### Text provided
Tips on Connection Pooling

For backends backed by network connections (Redis, Cassandra, HTTP APIs), always use connection pooling:

class PooledBackend(ThrottleBackend):
    def __init__(self, dsn: str, pool_size: int = 10, **kwargs):
        super().__init__(connection=None, **kwargs)
        self._dsn = dsn
        self._pool_size = pool_size

    async def initialize(self) -> None:
        self.connection = await create_pool(self._dsn, max_size=self._pool_size)

    async def close(self) -> None:
        if self.connection:
            await self.connection.close()

Use the lifespan pattern

Implement a lifespan context manager (or use backend.lifespan) to ensure initialize() and close() are called at the right time in your ASGI app lifecycle.


Tips on Lock Implementation

Distributed locks are the hardest part of a custom backend. A few things to keep in mind:

  • TTL is critical: Locks must expire automatically. If a worker dies while holding a lock, a TTL prevents permanent deadlock.
  • Non-blocking mode: Implement acquire(blocking=False) properly — callers use this to avoid waiting for a lock.

### Problems to solve
A) Shorten the paragraph that begins "Implement a lifespan context manager" from the backend tips into one concise sentence that keeps its main facts.
B) Continue the backend tips text from its final bullet point, in the same style.

### Supplied material

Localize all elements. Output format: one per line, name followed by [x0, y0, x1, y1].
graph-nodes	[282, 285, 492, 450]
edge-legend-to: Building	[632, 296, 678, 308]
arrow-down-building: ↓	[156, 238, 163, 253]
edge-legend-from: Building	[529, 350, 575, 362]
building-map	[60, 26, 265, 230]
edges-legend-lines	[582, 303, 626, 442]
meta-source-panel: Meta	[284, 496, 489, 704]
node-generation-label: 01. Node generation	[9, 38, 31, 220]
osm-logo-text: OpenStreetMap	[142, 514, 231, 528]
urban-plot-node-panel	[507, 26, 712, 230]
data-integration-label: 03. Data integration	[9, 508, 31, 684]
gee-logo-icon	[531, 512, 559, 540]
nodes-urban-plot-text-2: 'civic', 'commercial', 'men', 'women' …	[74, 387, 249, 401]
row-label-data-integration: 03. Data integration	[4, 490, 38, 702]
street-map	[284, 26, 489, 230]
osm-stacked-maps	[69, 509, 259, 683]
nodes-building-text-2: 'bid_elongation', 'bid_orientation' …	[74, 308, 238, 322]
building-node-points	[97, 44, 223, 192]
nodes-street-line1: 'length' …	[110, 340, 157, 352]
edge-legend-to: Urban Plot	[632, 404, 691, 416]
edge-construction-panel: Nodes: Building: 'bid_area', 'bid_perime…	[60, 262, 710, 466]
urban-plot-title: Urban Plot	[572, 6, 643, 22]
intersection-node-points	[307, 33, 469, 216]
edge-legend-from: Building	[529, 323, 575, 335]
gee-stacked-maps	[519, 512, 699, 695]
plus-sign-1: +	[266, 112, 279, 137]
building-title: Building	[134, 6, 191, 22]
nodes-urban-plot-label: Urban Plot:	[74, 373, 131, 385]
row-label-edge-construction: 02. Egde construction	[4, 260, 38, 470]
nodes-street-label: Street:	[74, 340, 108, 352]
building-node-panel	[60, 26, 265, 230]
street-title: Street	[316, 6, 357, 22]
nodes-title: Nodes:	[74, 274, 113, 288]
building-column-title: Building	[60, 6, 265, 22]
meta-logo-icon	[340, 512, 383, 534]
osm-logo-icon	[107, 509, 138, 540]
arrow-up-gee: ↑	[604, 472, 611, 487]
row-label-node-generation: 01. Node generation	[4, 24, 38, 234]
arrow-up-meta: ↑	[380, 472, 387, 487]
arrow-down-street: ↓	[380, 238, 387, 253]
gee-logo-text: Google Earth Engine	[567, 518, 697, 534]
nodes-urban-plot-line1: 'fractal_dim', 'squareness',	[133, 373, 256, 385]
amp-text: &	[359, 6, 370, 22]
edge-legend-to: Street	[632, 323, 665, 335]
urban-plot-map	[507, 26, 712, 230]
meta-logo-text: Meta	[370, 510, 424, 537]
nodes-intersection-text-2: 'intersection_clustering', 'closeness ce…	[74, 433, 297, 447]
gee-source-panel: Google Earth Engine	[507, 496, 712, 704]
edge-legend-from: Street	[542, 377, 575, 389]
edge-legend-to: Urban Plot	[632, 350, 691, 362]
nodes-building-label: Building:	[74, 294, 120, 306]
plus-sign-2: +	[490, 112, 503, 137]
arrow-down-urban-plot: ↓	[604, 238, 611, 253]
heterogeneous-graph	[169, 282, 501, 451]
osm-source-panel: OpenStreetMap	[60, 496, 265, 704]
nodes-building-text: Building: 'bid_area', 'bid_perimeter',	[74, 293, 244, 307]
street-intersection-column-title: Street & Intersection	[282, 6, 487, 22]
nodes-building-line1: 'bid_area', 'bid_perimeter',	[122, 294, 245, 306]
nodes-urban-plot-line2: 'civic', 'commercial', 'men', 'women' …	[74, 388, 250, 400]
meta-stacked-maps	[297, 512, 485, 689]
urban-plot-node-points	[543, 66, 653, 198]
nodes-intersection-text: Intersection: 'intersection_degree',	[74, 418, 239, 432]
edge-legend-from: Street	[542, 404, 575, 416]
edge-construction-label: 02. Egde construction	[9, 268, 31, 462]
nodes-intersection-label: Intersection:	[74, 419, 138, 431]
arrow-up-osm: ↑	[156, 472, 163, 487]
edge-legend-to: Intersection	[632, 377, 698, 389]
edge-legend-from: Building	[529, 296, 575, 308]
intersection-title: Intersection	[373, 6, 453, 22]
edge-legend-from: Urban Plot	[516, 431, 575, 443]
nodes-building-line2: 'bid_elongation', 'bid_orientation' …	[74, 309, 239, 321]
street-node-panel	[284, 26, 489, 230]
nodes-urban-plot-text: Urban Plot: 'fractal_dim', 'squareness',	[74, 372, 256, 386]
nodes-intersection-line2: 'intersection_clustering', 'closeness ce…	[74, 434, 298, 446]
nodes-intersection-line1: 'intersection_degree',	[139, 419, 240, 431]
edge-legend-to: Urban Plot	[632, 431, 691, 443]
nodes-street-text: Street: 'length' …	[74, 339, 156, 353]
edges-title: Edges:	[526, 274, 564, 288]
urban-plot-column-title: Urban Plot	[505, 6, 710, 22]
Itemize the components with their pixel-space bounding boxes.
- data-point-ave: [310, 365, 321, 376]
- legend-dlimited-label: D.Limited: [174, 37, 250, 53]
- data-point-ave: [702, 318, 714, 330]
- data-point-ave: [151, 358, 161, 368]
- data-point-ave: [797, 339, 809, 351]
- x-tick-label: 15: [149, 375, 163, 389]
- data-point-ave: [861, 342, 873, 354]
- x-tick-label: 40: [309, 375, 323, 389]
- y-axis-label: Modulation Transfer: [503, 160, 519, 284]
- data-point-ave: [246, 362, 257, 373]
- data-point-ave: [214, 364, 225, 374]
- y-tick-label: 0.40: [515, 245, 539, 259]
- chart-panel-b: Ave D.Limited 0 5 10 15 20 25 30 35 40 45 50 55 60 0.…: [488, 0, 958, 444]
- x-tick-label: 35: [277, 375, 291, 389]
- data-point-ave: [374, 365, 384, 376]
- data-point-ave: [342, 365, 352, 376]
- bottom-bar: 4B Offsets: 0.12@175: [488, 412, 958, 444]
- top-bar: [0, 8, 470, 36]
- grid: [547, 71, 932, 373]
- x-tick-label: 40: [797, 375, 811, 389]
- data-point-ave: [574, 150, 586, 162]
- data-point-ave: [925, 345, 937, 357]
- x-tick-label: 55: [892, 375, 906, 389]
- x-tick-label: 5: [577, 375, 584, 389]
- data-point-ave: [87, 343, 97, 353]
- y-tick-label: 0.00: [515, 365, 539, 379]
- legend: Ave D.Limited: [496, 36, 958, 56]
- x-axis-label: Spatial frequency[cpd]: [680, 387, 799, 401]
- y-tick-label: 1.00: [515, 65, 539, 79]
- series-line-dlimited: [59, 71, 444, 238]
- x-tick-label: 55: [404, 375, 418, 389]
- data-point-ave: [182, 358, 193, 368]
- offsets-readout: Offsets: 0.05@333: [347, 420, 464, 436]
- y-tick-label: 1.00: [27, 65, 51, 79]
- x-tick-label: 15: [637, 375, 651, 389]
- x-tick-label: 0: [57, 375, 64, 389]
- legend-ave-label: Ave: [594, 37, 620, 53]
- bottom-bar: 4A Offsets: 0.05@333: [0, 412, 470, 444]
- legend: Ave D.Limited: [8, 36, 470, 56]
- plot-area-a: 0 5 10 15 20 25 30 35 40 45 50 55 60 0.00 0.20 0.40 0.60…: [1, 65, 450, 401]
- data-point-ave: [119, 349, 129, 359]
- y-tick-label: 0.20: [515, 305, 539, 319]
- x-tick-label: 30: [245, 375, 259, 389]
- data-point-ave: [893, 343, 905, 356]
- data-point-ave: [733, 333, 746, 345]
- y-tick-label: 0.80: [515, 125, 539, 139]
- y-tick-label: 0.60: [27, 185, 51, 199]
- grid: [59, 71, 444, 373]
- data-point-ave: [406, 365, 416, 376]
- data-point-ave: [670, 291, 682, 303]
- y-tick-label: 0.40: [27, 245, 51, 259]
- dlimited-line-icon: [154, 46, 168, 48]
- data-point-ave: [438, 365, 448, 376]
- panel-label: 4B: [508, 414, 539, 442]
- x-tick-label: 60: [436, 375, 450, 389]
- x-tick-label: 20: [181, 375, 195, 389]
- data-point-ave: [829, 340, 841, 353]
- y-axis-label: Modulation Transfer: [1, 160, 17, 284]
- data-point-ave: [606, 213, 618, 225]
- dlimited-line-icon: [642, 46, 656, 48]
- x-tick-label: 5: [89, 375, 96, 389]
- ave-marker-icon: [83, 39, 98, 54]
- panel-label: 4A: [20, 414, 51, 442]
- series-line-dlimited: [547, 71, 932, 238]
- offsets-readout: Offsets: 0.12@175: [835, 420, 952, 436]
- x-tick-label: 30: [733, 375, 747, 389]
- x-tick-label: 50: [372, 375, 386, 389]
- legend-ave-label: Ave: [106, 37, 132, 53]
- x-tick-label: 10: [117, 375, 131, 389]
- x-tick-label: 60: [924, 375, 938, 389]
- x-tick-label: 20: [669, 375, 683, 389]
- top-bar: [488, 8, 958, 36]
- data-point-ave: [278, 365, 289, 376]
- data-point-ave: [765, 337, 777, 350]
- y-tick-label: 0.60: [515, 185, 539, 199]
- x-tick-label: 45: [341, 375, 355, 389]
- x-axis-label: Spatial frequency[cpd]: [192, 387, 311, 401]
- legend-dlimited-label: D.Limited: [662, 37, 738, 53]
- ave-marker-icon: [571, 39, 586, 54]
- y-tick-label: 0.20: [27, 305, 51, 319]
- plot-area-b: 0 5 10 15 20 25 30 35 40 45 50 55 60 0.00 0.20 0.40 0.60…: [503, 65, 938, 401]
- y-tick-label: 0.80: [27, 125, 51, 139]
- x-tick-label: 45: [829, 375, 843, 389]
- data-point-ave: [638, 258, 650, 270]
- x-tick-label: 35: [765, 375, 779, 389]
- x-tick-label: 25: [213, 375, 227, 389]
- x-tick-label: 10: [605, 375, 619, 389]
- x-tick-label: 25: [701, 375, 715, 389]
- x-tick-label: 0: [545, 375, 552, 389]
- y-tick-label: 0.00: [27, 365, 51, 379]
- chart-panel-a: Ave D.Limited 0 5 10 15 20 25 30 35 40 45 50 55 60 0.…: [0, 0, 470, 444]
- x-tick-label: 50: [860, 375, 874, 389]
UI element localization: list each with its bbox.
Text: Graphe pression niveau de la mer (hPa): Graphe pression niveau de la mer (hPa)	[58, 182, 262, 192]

### Outputs for the tasks
A) Use a lifespan context manager, or backend.lifespan, so that initialize() and close() run at the right points in the ASGI app lifecycle.

B)
  • Blocking timeout: acquire(blocking_timeout=5.0) should give up after 5 seconds rather than waiting forever.
  • Context manager support: The base class wraps get_lock() in an asynccontextmanager — your lock just needs the acquire/release protocol.

All Operations Must Be Non-Blocking

Every method in your backend must be a coroutine that does not block the event loop. This means:

  • Use await for all I/O
  • Never call synchronous blocking APIs (requests, time.sleep, synchronous DB drivers)
  • Use thread executor only as a last resort: asyncio.get_running_loop().run_in_executor(...)

Blocking the event loop under load will stall all requests, not just the throttled ones.